● **Given exercise**
Make an exact copy of all the entries below, with the pictures left out.

● **Records shown**
%%

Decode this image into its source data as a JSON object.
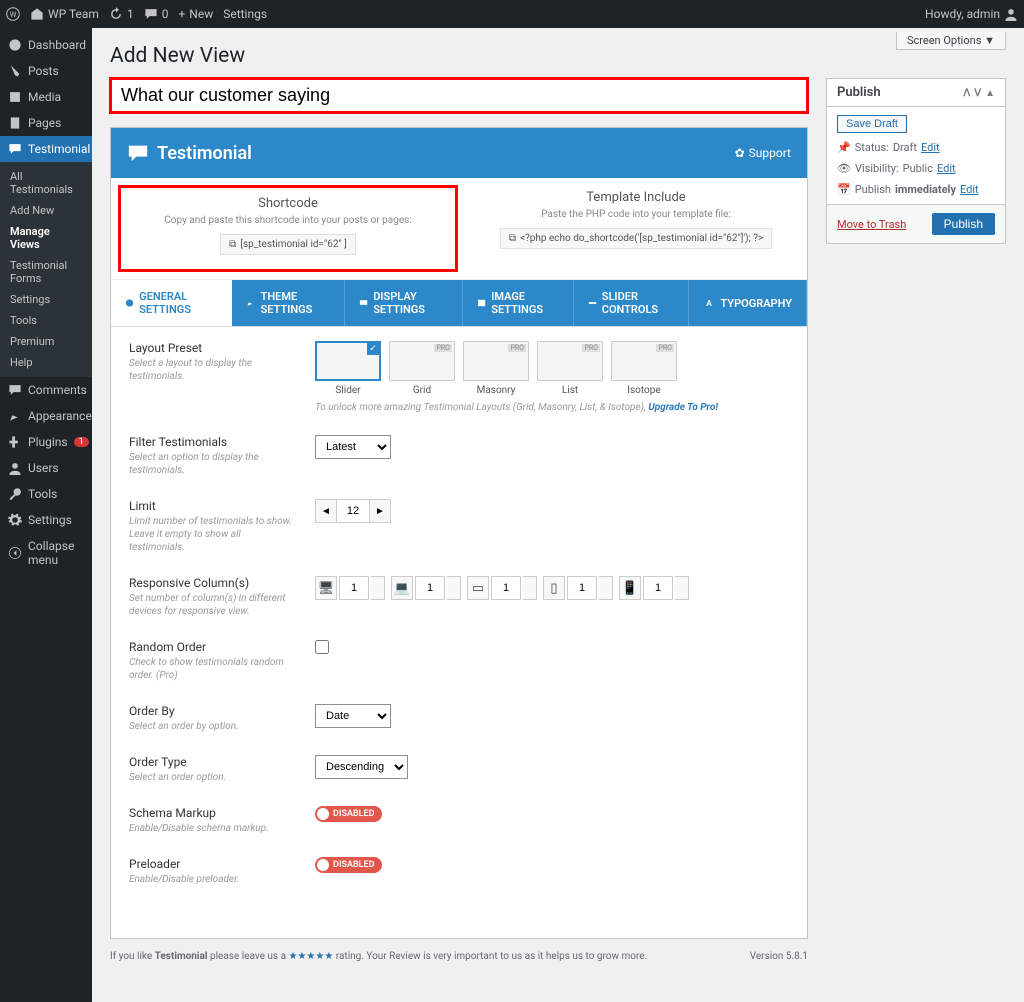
{
  "adminbar": {
    "site": "WP Team",
    "updates": "1",
    "comments": "0",
    "new": "New",
    "settings": "Settings",
    "howdy": "Howdy, admin"
  },
  "screen_options": "Screen Options ▼",
  "sidebar": {
    "items": [
      {
        "label": "Dashboard",
        "icon": "dash"
      },
      {
        "label": "Posts",
        "icon": "pin"
      },
      {
        "label": "Media",
        "icon": "media"
      },
      {
        "label": "Pages",
        "icon": "page"
      },
      {
        "label": "Testimonial",
        "icon": "testimonial",
        "active": true
      },
      {
        "label": "Comments",
        "icon": "comment"
      },
      {
        "label": "Appearance",
        "icon": "brush"
      },
      {
        "label": "Plugins",
        "icon": "plugin",
        "badge": "1"
      },
      {
        "label": "Users",
        "icon": "user"
      },
      {
        "label": "Tools",
        "icon": "tool"
      },
      {
        "label": "Settings",
        "icon": "gear"
      },
      {
        "label": "Collapse menu",
        "icon": "collapse"
      }
    ],
    "sub": [
      "All Testimonials",
      "Add New",
      "Manage Views",
      "Testimonial Forms",
      "Settings",
      "Tools",
      "Premium",
      "Help"
    ],
    "sub_selected": "Manage Views"
  },
  "page_title": "Add New View",
  "title_value": "What our customer saying",
  "publish": {
    "title": "Publish",
    "save_draft": "Save Draft",
    "status_label": "Status:",
    "status_value": "Draft",
    "visibility_label": "Visibility:",
    "visibility_value": "Public",
    "schedule_label": "Publish",
    "schedule_value": "immediately",
    "edit": "Edit",
    "trash": "Move to Trash",
    "publish_btn": "Publish"
  },
  "plugin_header": {
    "title": "Testimonial",
    "support": "Support"
  },
  "shortcode": {
    "title": "Shortcode",
    "desc": "Copy and paste this shortcode into your posts or pages:",
    "code": "[sp_testimonial id=\"62\" ]"
  },
  "template": {
    "title": "Template Include",
    "desc": "Paste the PHP code into your template file:",
    "code": "<?php echo do_shortcode('[sp_testimonial id=\"62\"]'); ?>"
  },
  "tabs": [
    "GENERAL SETTINGS",
    "THEME SETTINGS",
    "DISPLAY SETTINGS",
    "IMAGE SETTINGS",
    "SLIDER CONTROLS",
    "TYPOGRAPHY"
  ],
  "fields": {
    "layout": {
      "name": "Layout Preset",
      "desc": "Select a layout to display the testimonials."
    },
    "layouts": [
      "Slider",
      "Grid",
      "Masonry",
      "List",
      "Isotope"
    ],
    "upgrade_note": "To unlock more amazing Testimonial Layouts (Grid, Masonry, List, & Isotope),",
    "upgrade_link": "Upgrade To Pro!",
    "filter": {
      "name": "Filter Testimonials",
      "desc": "Select an option to display the testimonials.",
      "value": "Latest"
    },
    "limit": {
      "name": "Limit",
      "desc": "Limit number of testimonials to show. Leave it empty to show all testimonials.",
      "value": "12"
    },
    "responsive": {
      "name": "Responsive Column(s)",
      "desc": "Set number of column(s) in different devices for responsive view.",
      "values": [
        "1",
        "1",
        "1",
        "1",
        "1"
      ]
    },
    "random": {
      "name": "Random Order",
      "desc": "Check to show testimonials random order. (Pro)"
    },
    "orderby": {
      "name": "Order By",
      "desc": "Select an order by option.",
      "value": "Date"
    },
    "ordertype": {
      "name": "Order Type",
      "desc": "Select an order option.",
      "value": "Descending"
    },
    "schema": {
      "name": "Schema Markup",
      "desc": "Enable/Disable schema markup.",
      "value": "DISABLED"
    },
    "preloader": {
      "name": "Preloader",
      "desc": "Enable/Disable preloader.",
      "value": "DISABLED"
    }
  },
  "footer": {
    "left_pre": "If you like ",
    "plugin": "Testimonial",
    "left_mid": " please leave us a ",
    "stars": "★★★★★",
    "left_post": " rating. Your Review is very important to us as it helps us to grow more.",
    "version": "Version 5.8.1"
  }
}
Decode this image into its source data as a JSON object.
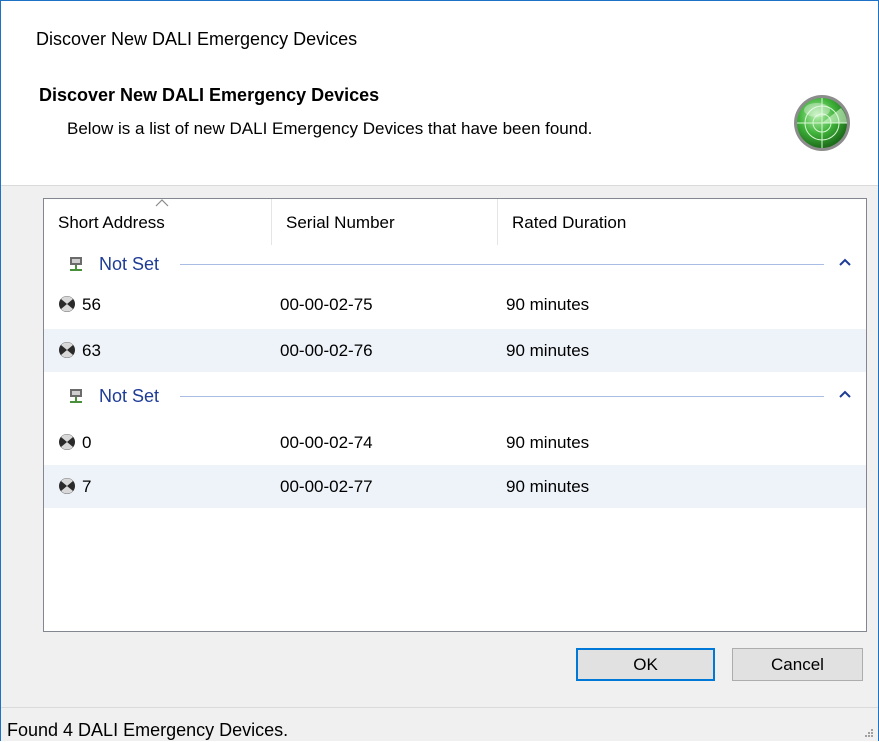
{
  "window": {
    "title": "Discover New DALI Emergency Devices"
  },
  "header": {
    "title": "Discover New DALI Emergency Devices",
    "description": "Below is a list of new DALI Emergency Devices that have been found.",
    "icon": "radar-icon"
  },
  "columns": [
    "Short Address",
    "Serial Number",
    "Rated Duration"
  ],
  "sort": {
    "column": "Short Address",
    "direction": "ascending"
  },
  "groups": [
    {
      "label": "Not Set",
      "expanded": true,
      "rows": [
        {
          "short_address": "56",
          "serial": "00-00-02-75",
          "duration": "90 minutes"
        },
        {
          "short_address": "63",
          "serial": "00-00-02-76",
          "duration": "90 minutes"
        }
      ]
    },
    {
      "label": "Not Set",
      "expanded": true,
      "rows": [
        {
          "short_address": "0",
          "serial": "00-00-02-74",
          "duration": "90 minutes"
        },
        {
          "short_address": "7",
          "serial": "00-00-02-77",
          "duration": "90 minutes"
        }
      ]
    }
  ],
  "buttons": {
    "ok": "OK",
    "cancel": "Cancel"
  },
  "status": {
    "text": "Found 4 DALI Emergency Devices."
  },
  "colors": {
    "accent": "#0078d7",
    "group_text": "#1e3c96",
    "alt_row": "#eef3fa"
  }
}
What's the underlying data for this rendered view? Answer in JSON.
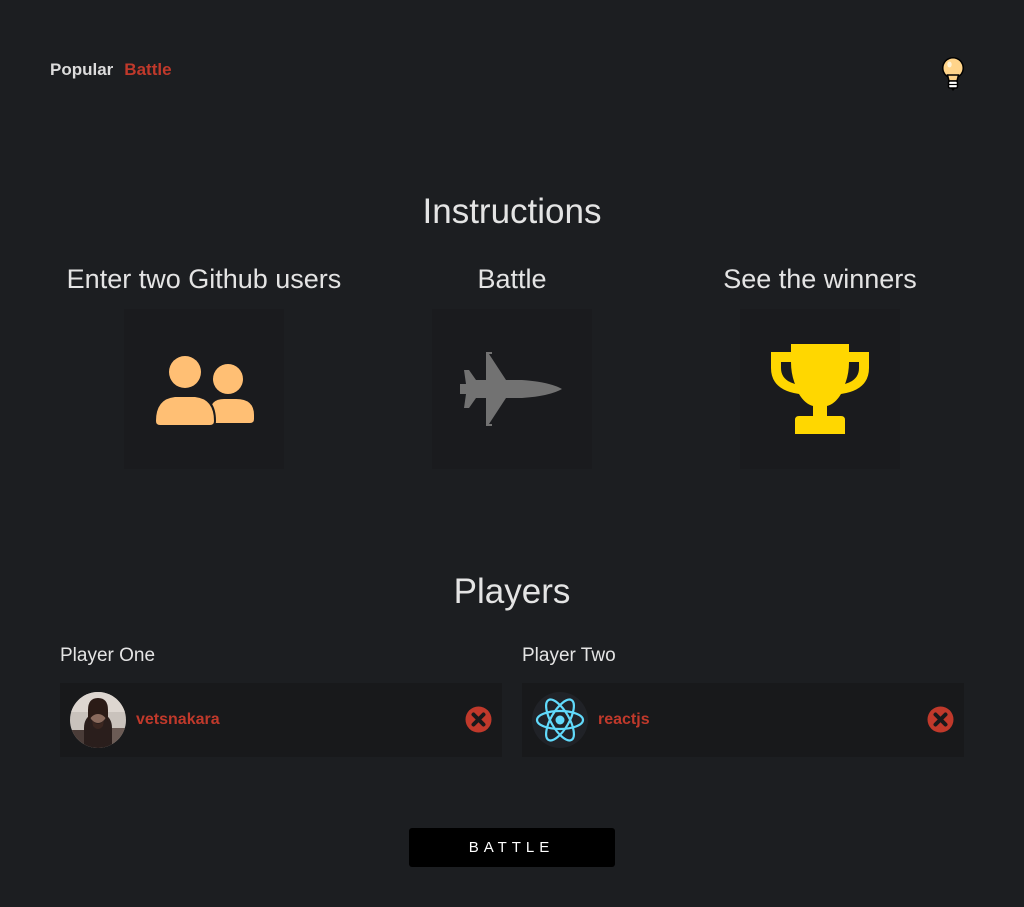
{
  "nav": {
    "items": [
      {
        "label": "Popular",
        "active": false
      },
      {
        "label": "Battle",
        "active": true
      }
    ]
  },
  "theme_toggle": {
    "icon": "lightbulb-icon"
  },
  "instructions": {
    "title": "Instructions",
    "steps": [
      {
        "label": "Enter two Github users",
        "icon": "users-icon",
        "color": "#ffbf74"
      },
      {
        "label": "Battle",
        "icon": "fighter-jet-icon",
        "color": "#727272"
      },
      {
        "label": "See the winners",
        "icon": "trophy-icon",
        "color": "#ffd700"
      }
    ]
  },
  "players": {
    "title": "Players",
    "player_one": {
      "label": "Player One",
      "username": "vetsnakara",
      "avatar": "user-photo-avatar"
    },
    "player_two": {
      "label": "Player Two",
      "username": "reactjs",
      "avatar": "react-logo-avatar"
    }
  },
  "battle_button": {
    "label": "BATTLE"
  },
  "colors": {
    "background": "#1c1e21",
    "accent": "#c0392b",
    "tile": "#1a1b1e",
    "card": "#18191b"
  }
}
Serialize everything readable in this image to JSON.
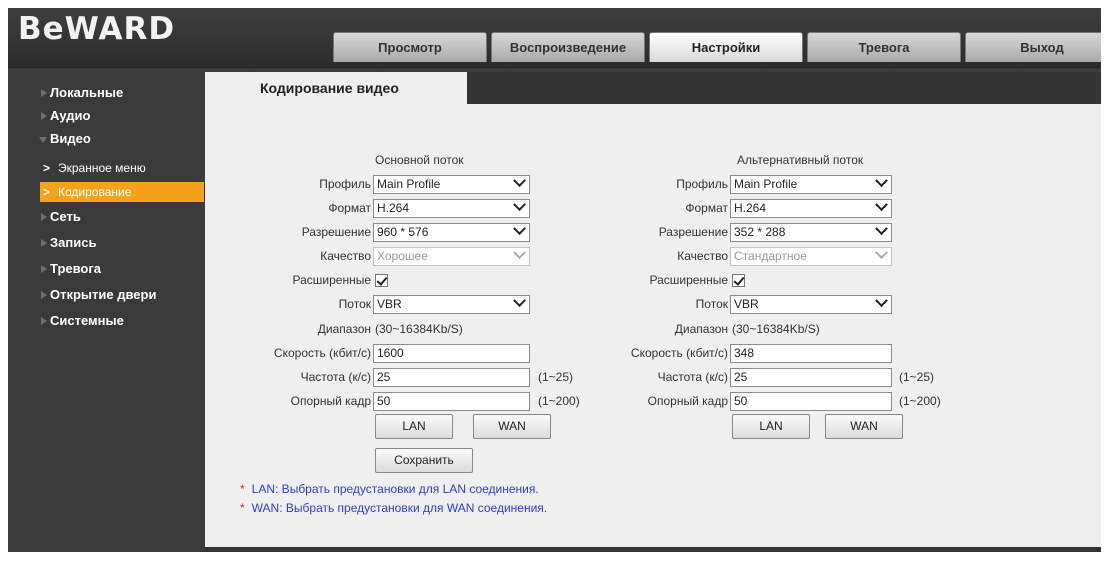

%%

● **The response**
Decode this image into its source data as a JSON object.
{
  "adminbar": {
    "site": "WP Team",
    "updates": "1",
    "comments": "0",
    "new": "New",
    "settings": "Settings",
    "howdy": "Howdy, admin"
  },
  "screen_options": "Screen Options ▼",
  "sidebar": {
    "items": [
      {
        "label": "Dashboard",
        "icon": "dash"
      },
      {
        "label": "Posts",
        "icon": "pin"
      },
      {
        "label": "Media",
        "icon": "media"
      },
      {
        "label": "Pages",
        "icon": "page"
      },
      {
        "label": "Testimonial",
        "icon": "testimonial",
        "active": true
      },
      {
        "label": "Comments",
        "icon": "comment"
      },
      {
        "label": "Appearance",
        "icon": "brush"
      },
      {
        "label": "Plugins",
        "icon": "plugin",
        "badge": "1"
      },
      {
        "label": "Users",
        "icon": "user"
      },
      {
        "label": "Tools",
        "icon": "tool"
      },
      {
        "label": "Settings",
        "icon": "gear"
      },
      {
        "label": "Collapse menu",
        "icon": "collapse"
      }
    ],
    "sub": [
      "All Testimonials",
      "Add New",
      "Manage Views",
      "Testimonial Forms",
      "Settings",
      "Tools",
      "Premium",
      "Help"
    ],
    "sub_selected": "Manage Views"
  },
  "page_title": "Add New View",
  "title_value": "What our customer saying",
  "publish": {
    "title": "Publish",
    "save_draft": "Save Draft",
    "status_label": "Status:",
    "status_value": "Draft",
    "visibility_label": "Visibility:",
    "visibility_value": "Public",
    "schedule_label": "Publish",
    "schedule_value": "immediately",
    "edit": "Edit",
    "trash": "Move to Trash",
    "publish_btn": "Publish"
  },
  "plugin_header": {
    "title": "Testimonial",
    "support": "Support"
  },
  "shortcode": {
    "title": "Shortcode",
    "desc": "Copy and paste this shortcode into your posts or pages:",
    "code": "[sp_testimonial id=\"62\" ]"
  },
  "template": {
    "title": "Template Include",
    "desc": "Paste the PHP code into your template file:",
    "code": "<?php echo do_shortcode('[sp_testimonial id=\"62\"]'); ?>"
  },
  "tabs": [
    "GENERAL SETTINGS",
    "THEME SETTINGS",
    "DISPLAY SETTINGS",
    "IMAGE SETTINGS",
    "SLIDER CONTROLS",
    "TYPOGRAPHY"
  ],
  "fields": {
    "layout": {
      "name": "Layout Preset",
      "desc": "Select a layout to display the testimonials."
    },
    "layouts": [
      "Slider",
      "Grid",
      "Masonry",
      "List",
      "Isotope"
    ],
    "upgrade_note": "To unlock more amazing Testimonial Layouts (Grid, Masonry, List, & Isotope),",
    "upgrade_link": "Upgrade To Pro!",
    "filter": {
      "name": "Filter Testimonials",
      "desc": "Select an option to display the testimonials.",
      "value": "Latest"
    },
    "limit": {
      "name": "Limit",
      "desc": "Limit number of testimonials to show. Leave it empty to show all testimonials.",
      "value": "12"
    },
    "responsive": {
      "name": "Responsive Column(s)",
      "desc": "Set number of column(s) in different devices for responsive view.",
      "values": [
        "1",
        "1",
        "1",
        "1",
        "1"
      ]
    },
    "random": {
      "name": "Random Order",
      "desc": "Check to show testimonials random order. (Pro)"
    },
    "orderby": {
      "name": "Order By",
      "desc": "Select an order by option.",
      "value": "Date"
    },
    "ordertype": {
      "name": "Order Type",
      "desc": "Select an order option.",
      "value": "Descending"
    },
    "schema": {
      "name": "Schema Markup",
      "desc": "Enable/Disable schema markup.",
      "value": "DISABLED"
    },
    "preloader": {
      "name": "Preloader",
      "desc": "Enable/Disable preloader.",
      "value": "DISABLED"
    }
  },
  "footer": {
    "left_pre": "If you like ",
    "plugin": "Testimonial",
    "left_mid": " please leave us a ",
    "stars": "★★★★★",
    "left_post": " rating. Your Review is very important to us as it helps us to grow more.",
    "version": "Version 5.8.1"
  }
}
Decode this image into its source data as a JSON object.
{
  "window": {
    "title": "Discover New DALI Emergency Devices"
  },
  "header": {
    "title": "Discover New DALI Emergency Devices",
    "description": "Below is a list of new DALI Emergency Devices that have been found.",
    "icon": "radar-icon"
  },
  "columns": [
    "Short Address",
    "Serial Number",
    "Rated Duration"
  ],
  "sort": {
    "column": "Short Address",
    "direction": "ascending"
  },
  "groups": [
    {
      "label": "Not Set",
      "expanded": true,
      "rows": [
        {
          "short_address": "56",
          "serial": "00-00-02-75",
          "duration": "90 minutes"
        },
        {
          "short_address": "63",
          "serial": "00-00-02-76",
          "duration": "90 minutes"
        }
      ]
    },
    {
      "label": "Not Set",
      "expanded": true,
      "rows": [
        {
          "short_address": "0",
          "serial": "00-00-02-74",
          "duration": "90 minutes"
        },
        {
          "short_address": "7",
          "serial": "00-00-02-77",
          "duration": "90 minutes"
        }
      ]
    }
  ],
  "buttons": {
    "ok": "OK",
    "cancel": "Cancel"
  },
  "status": {
    "text": "Found 4 DALI Emergency Devices."
  },
  "colors": {
    "accent": "#0078d7",
    "group_text": "#1e3c96",
    "alt_row": "#eef3fa"
  }
}
What's the underlying data for this rendered view? Answer in JSON.
{
  "nav": {
    "items": [
      {
        "label": "Popular",
        "active": false
      },
      {
        "label": "Battle",
        "active": true
      }
    ]
  },
  "theme_toggle": {
    "icon": "lightbulb-icon"
  },
  "instructions": {
    "title": "Instructions",
    "steps": [
      {
        "label": "Enter two Github users",
        "icon": "users-icon",
        "color": "#ffbf74"
      },
      {
        "label": "Battle",
        "icon": "fighter-jet-icon",
        "color": "#727272"
      },
      {
        "label": "See the winners",
        "icon": "trophy-icon",
        "color": "#ffd700"
      }
    ]
  },
  "players": {
    "title": "Players",
    "player_one": {
      "label": "Player One",
      "username": "vetsnakara",
      "avatar": "user-photo-avatar"
    },
    "player_two": {
      "label": "Player Two",
      "username": "reactjs",
      "avatar": "react-logo-avatar"
    }
  },
  "battle_button": {
    "label": "BATTLE"
  },
  "colors": {
    "background": "#1c1e21",
    "accent": "#c0392b",
    "tile": "#1a1b1e",
    "card": "#18191b"
  }
}
Serialize everything readable in this image to JSON.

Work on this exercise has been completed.